## Instructions to follow
In the listing that follows, count the lines holding the word "this" and report only that number.

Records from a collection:
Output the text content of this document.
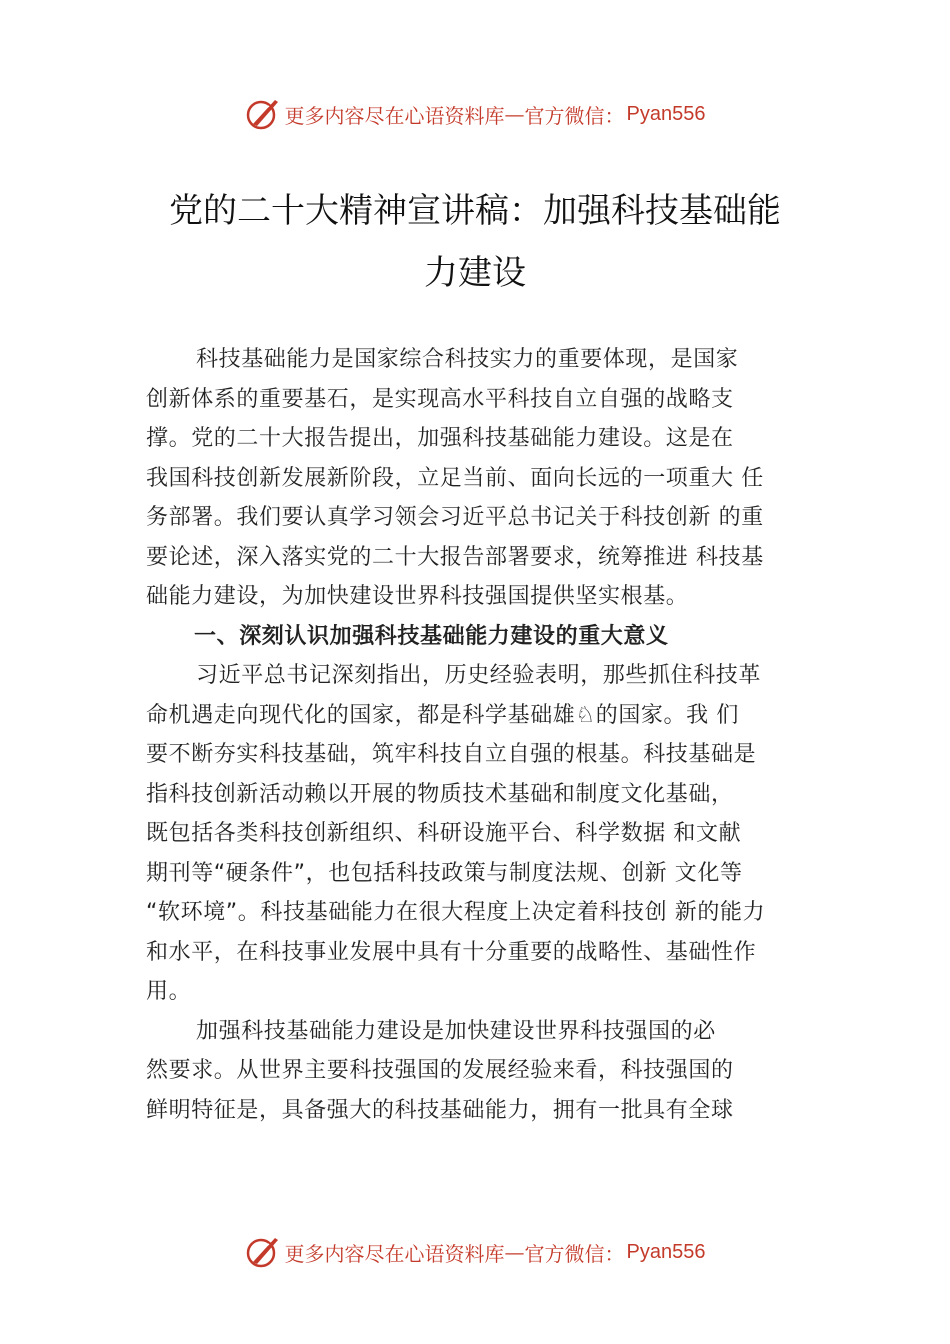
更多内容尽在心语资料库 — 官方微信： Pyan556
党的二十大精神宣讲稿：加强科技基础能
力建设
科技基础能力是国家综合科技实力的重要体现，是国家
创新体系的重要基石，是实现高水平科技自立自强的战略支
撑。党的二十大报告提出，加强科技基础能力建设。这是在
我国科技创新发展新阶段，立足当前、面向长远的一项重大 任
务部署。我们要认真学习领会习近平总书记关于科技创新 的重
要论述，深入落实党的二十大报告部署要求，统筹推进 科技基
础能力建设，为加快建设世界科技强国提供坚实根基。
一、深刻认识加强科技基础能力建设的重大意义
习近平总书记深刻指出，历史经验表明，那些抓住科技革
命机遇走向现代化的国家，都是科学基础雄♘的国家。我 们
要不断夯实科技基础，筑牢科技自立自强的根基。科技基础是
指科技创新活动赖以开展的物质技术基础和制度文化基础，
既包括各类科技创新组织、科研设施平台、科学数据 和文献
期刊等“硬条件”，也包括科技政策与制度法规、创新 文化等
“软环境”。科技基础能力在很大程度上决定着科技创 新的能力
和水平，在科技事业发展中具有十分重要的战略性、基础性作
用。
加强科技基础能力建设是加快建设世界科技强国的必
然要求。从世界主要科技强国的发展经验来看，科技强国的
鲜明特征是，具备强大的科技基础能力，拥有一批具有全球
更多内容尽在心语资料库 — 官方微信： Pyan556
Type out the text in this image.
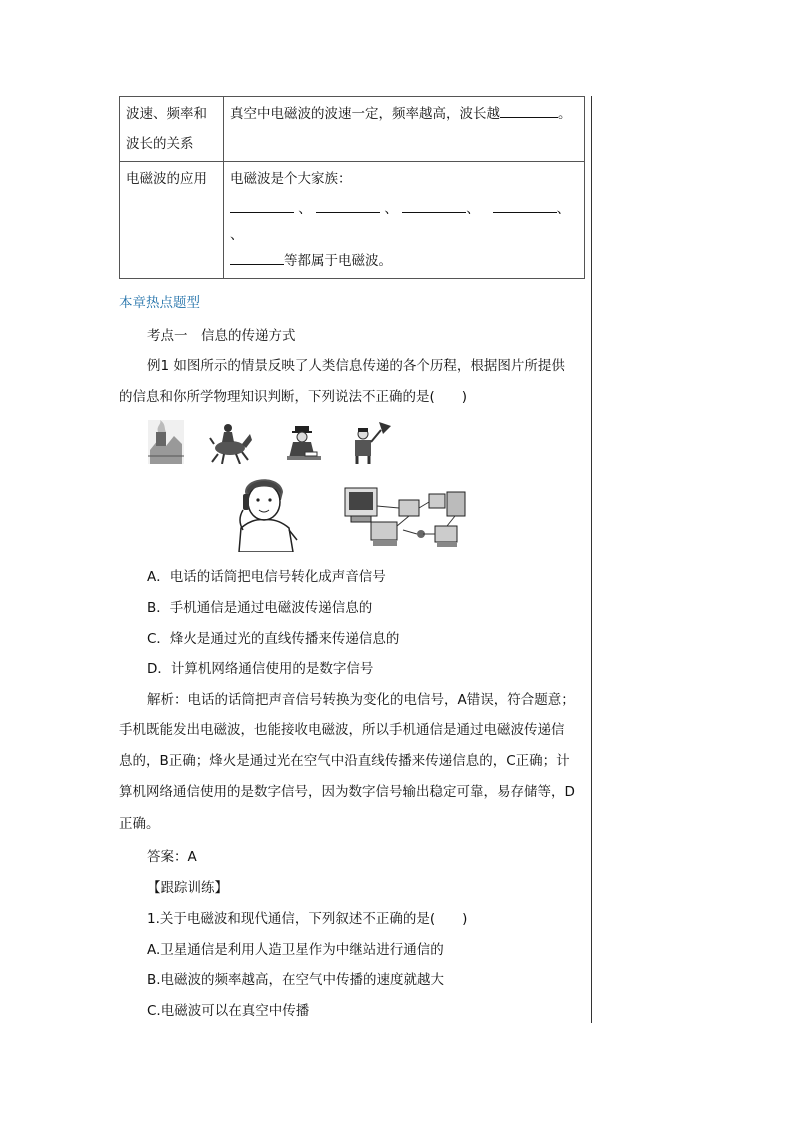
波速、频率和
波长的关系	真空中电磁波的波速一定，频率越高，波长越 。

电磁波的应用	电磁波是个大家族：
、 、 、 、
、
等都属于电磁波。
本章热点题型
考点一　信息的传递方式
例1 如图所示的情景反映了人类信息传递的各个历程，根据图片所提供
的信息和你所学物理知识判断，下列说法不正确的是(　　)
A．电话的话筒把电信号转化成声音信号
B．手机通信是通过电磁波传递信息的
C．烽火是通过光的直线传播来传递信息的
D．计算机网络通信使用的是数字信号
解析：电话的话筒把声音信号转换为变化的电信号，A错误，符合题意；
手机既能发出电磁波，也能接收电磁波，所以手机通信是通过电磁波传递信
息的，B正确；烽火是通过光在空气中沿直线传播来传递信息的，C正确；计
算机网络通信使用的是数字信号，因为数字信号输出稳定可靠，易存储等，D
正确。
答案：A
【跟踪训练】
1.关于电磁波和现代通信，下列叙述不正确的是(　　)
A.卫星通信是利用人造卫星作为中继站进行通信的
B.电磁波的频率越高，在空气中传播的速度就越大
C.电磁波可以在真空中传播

---

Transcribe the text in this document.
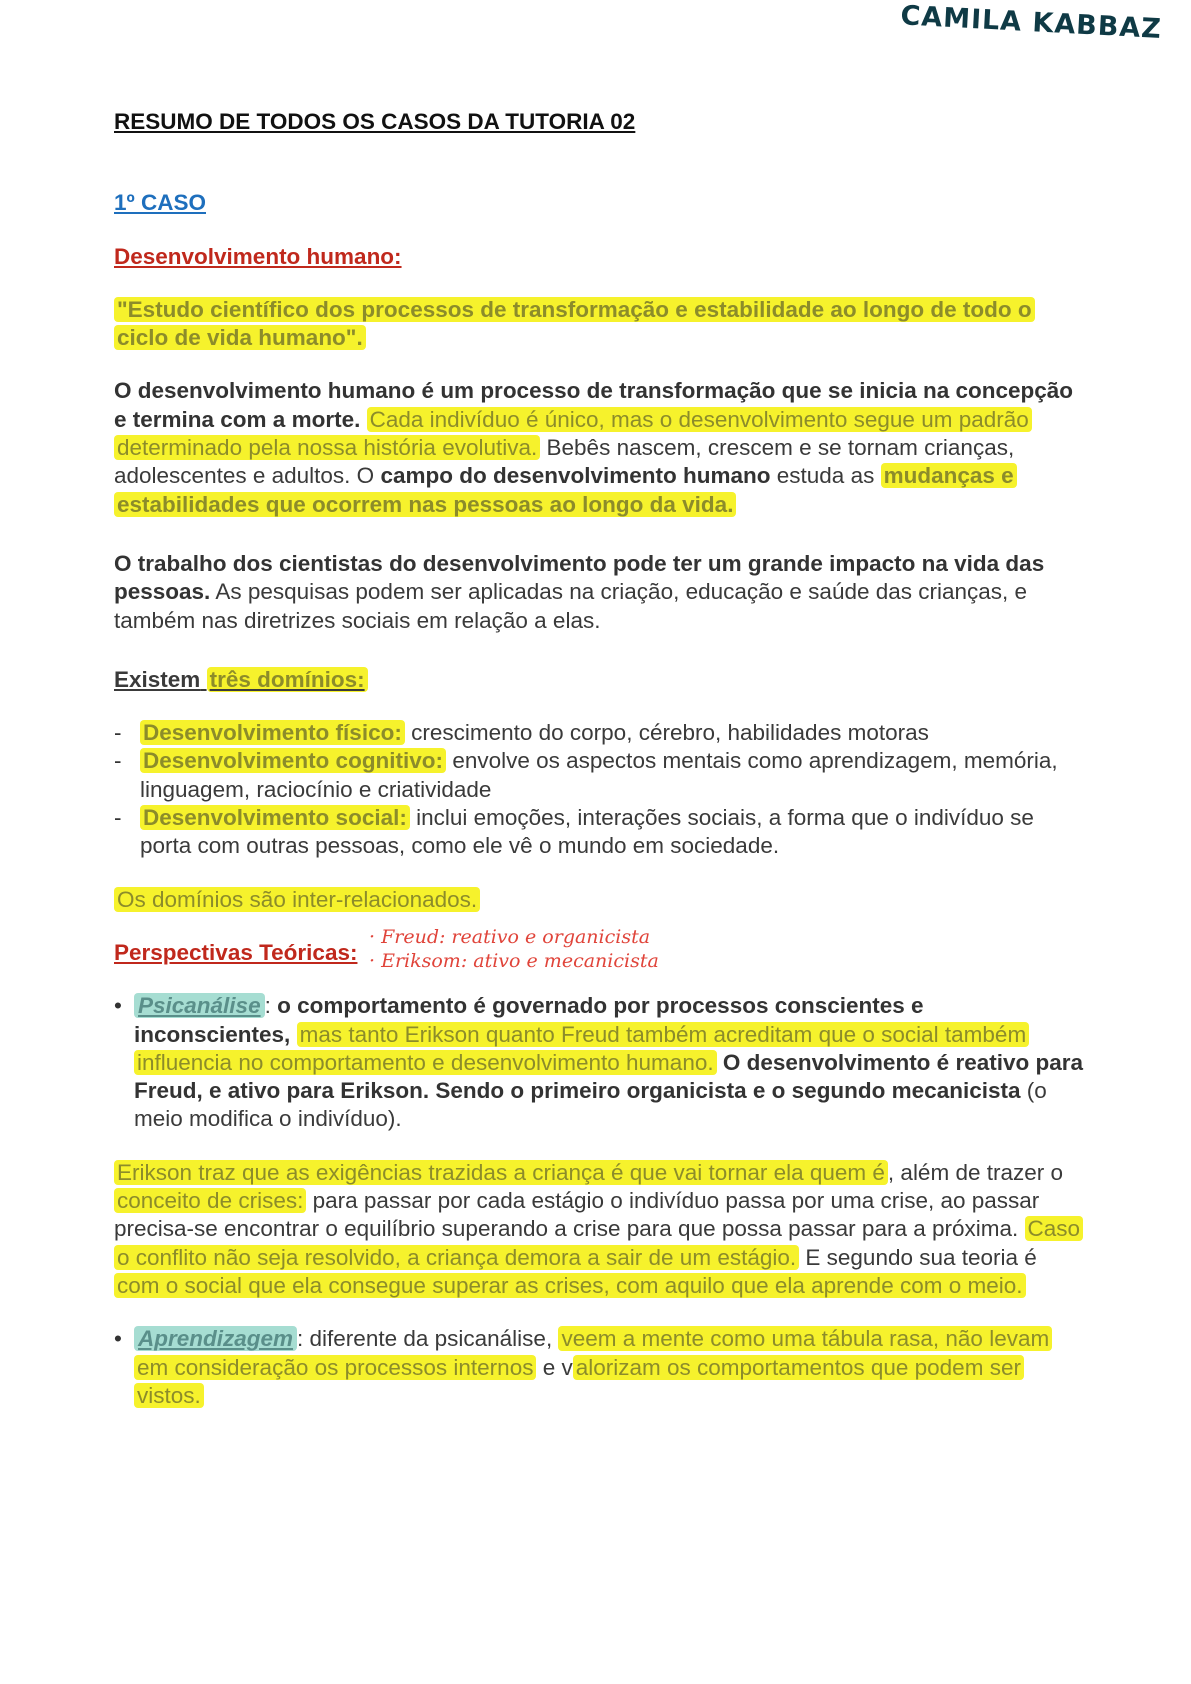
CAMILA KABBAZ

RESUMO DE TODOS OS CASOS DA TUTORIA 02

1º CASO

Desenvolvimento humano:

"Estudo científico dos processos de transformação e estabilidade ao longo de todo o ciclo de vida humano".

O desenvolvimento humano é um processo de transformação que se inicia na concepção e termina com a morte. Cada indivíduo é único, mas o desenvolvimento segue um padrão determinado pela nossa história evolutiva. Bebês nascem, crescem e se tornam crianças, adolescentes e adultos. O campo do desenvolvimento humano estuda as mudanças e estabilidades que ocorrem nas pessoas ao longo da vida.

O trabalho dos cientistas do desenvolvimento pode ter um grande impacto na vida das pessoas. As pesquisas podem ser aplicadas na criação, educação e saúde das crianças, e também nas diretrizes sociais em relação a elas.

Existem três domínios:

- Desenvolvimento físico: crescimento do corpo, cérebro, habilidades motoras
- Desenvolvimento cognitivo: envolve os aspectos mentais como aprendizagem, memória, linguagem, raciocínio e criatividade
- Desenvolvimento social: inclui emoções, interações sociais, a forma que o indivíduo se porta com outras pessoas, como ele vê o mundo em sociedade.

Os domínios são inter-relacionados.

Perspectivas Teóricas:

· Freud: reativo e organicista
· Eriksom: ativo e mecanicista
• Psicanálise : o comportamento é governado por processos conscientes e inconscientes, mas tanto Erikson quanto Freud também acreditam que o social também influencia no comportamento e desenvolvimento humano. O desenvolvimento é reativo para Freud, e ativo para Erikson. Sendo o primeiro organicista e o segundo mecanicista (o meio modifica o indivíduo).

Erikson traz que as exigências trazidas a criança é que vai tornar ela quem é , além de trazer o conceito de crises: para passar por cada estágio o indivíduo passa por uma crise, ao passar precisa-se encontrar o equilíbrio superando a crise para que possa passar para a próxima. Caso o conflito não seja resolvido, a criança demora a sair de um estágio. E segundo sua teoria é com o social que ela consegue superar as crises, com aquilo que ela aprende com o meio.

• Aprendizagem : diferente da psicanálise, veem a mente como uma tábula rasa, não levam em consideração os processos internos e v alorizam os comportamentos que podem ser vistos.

## Problem solution
3